Data extracted from a collection:
◆ ◆ ◆ ◆ ◆ ◆ ◆
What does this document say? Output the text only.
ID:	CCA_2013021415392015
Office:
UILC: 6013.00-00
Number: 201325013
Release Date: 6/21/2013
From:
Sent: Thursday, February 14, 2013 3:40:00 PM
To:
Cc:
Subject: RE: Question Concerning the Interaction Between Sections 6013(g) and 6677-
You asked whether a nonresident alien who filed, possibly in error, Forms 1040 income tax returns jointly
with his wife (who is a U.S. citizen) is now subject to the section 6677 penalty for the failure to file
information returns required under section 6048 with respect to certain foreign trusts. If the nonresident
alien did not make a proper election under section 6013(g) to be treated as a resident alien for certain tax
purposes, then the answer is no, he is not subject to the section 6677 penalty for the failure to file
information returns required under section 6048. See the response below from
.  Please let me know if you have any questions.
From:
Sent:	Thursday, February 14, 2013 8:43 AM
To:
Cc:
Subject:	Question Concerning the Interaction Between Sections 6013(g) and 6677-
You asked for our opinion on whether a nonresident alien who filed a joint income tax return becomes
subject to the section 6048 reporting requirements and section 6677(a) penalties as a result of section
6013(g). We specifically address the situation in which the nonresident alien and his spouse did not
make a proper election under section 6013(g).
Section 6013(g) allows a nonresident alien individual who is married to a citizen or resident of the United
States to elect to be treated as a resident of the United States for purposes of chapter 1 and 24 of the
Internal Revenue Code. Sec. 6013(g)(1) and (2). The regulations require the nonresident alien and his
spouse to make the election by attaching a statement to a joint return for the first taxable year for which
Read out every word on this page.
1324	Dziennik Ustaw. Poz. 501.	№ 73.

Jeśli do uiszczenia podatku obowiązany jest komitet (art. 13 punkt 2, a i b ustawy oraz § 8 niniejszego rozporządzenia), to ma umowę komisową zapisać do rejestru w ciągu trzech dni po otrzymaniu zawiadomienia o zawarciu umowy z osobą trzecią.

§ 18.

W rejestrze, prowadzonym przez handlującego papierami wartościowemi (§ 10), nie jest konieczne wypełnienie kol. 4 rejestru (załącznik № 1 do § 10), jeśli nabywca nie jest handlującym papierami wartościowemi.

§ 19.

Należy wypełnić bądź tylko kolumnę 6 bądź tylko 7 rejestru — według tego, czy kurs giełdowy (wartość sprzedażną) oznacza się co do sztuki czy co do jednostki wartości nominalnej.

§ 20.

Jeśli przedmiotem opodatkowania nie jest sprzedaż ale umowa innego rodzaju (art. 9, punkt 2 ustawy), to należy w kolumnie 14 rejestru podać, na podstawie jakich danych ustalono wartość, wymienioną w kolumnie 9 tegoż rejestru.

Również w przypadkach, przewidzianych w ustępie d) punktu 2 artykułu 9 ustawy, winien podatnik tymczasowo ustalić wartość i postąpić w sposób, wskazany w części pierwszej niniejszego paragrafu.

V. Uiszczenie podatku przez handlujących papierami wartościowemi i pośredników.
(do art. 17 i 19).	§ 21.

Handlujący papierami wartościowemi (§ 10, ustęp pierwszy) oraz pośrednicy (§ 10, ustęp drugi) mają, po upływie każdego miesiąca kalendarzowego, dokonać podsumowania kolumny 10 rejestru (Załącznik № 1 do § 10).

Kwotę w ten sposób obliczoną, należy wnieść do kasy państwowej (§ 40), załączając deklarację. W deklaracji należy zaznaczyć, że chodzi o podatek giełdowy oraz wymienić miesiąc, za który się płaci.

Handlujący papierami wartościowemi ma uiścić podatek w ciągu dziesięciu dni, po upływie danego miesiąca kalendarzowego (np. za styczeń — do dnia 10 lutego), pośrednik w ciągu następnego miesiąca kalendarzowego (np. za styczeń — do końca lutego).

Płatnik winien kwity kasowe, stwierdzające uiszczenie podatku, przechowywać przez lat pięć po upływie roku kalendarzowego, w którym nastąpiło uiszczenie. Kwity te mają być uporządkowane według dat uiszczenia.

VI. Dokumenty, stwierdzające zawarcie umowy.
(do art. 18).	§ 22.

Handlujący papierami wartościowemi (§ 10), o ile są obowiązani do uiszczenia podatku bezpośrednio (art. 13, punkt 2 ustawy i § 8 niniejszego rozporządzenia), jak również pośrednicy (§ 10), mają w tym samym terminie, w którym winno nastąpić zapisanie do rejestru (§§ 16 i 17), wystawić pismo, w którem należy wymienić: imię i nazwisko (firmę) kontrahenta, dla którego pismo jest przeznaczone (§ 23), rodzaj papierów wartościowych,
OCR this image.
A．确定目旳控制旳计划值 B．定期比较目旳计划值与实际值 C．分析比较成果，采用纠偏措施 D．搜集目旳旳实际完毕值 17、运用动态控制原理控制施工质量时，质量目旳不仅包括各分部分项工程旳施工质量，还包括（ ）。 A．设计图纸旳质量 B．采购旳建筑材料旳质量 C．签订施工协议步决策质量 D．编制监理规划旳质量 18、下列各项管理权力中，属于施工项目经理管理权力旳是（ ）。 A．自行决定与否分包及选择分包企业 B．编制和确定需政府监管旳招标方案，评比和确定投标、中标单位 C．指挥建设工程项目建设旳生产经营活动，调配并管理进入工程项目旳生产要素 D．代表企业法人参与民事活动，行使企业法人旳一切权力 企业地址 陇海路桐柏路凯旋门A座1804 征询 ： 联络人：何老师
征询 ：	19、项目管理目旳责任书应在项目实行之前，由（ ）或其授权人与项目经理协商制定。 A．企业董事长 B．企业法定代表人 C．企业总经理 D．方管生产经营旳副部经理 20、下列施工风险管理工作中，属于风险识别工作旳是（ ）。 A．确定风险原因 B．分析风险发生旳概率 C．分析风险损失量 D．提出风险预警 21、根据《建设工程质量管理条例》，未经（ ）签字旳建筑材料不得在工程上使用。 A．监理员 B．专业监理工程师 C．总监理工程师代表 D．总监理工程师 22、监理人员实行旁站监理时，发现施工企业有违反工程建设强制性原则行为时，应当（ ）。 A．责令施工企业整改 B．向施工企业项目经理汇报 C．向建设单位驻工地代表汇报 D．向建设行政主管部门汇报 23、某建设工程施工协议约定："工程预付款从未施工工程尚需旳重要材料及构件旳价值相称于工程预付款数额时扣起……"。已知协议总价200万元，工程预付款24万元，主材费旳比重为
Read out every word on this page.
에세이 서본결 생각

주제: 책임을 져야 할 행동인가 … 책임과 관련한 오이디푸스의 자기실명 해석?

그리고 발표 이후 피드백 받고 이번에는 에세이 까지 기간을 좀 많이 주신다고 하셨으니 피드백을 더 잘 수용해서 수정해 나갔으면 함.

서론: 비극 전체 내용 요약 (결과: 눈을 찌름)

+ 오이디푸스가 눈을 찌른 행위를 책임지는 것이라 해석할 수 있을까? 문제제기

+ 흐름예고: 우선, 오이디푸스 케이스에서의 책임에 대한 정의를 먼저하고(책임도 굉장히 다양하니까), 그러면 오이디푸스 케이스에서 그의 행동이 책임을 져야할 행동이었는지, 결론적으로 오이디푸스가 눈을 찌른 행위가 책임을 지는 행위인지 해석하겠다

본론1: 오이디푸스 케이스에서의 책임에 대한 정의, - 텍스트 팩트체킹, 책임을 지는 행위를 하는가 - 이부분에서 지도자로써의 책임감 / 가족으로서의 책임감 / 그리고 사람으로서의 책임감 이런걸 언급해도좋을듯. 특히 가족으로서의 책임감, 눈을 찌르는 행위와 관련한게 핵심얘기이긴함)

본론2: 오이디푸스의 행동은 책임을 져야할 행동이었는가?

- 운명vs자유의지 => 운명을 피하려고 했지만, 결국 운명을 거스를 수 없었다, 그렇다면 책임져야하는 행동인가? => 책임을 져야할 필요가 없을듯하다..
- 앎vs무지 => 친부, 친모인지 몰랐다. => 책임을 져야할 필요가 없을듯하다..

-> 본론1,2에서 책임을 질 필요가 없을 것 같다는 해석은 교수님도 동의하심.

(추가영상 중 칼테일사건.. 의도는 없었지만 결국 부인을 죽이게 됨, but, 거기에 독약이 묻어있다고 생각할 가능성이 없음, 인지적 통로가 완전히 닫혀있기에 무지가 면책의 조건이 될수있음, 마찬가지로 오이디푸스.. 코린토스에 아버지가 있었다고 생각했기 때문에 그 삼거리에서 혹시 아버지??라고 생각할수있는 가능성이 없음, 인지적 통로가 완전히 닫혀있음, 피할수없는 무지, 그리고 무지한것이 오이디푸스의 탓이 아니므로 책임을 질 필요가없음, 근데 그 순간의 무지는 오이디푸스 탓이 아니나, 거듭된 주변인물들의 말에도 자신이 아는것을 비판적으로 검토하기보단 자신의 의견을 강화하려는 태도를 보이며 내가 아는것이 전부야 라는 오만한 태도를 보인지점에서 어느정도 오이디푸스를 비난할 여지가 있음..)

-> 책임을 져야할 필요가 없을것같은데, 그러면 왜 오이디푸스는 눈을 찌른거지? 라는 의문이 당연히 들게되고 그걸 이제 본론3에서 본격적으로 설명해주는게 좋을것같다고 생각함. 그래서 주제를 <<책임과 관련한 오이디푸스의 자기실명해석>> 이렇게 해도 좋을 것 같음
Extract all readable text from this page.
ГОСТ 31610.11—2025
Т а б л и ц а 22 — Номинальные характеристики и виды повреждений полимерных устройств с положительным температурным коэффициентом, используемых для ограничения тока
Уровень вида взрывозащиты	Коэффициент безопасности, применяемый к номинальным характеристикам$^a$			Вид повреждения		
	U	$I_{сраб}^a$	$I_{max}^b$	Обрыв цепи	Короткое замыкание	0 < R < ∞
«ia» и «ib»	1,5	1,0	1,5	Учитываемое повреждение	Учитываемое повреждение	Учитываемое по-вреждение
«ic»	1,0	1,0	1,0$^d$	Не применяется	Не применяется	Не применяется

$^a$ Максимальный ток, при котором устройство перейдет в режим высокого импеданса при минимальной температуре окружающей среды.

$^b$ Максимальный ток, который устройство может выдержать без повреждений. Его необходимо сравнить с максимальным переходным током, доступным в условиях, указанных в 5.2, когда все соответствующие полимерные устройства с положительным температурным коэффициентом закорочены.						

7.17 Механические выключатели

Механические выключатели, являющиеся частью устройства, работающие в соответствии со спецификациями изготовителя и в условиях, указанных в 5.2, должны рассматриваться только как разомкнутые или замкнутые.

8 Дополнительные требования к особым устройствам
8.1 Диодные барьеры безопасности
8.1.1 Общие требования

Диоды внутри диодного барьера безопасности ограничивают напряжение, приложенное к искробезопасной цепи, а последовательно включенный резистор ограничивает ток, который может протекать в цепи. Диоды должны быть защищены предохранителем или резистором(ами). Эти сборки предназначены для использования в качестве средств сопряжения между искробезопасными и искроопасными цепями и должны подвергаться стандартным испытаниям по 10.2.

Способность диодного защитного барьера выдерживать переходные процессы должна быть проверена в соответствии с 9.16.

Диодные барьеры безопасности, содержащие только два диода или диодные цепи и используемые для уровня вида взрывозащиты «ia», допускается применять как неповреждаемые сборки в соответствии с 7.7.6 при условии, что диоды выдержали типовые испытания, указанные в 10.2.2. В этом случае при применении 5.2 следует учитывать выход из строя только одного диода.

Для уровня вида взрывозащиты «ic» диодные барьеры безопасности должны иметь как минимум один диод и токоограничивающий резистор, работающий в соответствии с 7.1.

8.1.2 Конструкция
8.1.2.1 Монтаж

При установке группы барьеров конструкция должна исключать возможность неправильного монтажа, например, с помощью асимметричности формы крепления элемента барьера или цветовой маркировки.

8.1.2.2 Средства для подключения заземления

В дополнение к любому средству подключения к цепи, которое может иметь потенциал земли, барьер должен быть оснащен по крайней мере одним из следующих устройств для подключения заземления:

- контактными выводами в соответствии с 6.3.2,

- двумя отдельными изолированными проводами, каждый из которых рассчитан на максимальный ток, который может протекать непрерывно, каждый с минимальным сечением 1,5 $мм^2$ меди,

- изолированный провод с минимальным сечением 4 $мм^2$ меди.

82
◆ ◆ ◆ ◆ ◆ ◆ ◆
Task instructions: Copy all lines of the listing above that contain the string "under".

Task response:
information returns required under section 6048 with respect to certain foreign trusts. If the nonresident
alien did not make a proper election under section 6013(g) to be treated as a resident alien for certain tax
information returns required under section 6048. See the response below from
make a proper election under section 6013(g).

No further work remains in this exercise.